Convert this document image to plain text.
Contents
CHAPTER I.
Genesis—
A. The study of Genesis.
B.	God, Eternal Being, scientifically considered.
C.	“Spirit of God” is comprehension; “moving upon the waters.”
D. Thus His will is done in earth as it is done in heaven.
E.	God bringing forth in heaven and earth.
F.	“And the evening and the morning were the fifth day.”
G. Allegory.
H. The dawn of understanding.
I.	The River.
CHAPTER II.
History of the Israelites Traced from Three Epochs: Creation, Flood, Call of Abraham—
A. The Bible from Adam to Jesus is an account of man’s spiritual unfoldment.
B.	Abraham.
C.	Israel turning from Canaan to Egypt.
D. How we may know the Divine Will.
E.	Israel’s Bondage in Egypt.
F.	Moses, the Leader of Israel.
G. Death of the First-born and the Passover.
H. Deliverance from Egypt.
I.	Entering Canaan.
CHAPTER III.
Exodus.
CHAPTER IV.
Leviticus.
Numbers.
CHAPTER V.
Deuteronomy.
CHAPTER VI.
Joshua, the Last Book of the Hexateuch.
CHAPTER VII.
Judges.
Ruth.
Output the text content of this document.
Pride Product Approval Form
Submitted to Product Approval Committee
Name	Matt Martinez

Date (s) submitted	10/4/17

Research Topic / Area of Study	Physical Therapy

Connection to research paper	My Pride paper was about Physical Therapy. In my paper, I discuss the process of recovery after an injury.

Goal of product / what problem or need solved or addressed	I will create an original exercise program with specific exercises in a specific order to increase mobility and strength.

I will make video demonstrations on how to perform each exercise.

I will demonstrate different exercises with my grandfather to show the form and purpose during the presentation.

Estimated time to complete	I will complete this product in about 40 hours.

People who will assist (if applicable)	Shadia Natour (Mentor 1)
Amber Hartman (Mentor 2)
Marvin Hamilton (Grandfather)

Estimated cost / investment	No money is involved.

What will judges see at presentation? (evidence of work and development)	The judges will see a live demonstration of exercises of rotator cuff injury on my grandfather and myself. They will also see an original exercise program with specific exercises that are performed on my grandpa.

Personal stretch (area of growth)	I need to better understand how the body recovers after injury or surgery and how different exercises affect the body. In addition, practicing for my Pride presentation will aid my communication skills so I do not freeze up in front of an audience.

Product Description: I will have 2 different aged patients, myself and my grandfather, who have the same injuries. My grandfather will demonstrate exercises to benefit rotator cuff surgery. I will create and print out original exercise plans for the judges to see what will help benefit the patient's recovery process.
________
▶ **TASK TO CARRY OUT**
Scan the lines above for the word "Estimated" and copy every one where it occurs.

▶ **EXERCISE SOLUTION**
Estimated time to complete	I will complete this product in about 40 hours.
Estimated cost / investment	No money is involved.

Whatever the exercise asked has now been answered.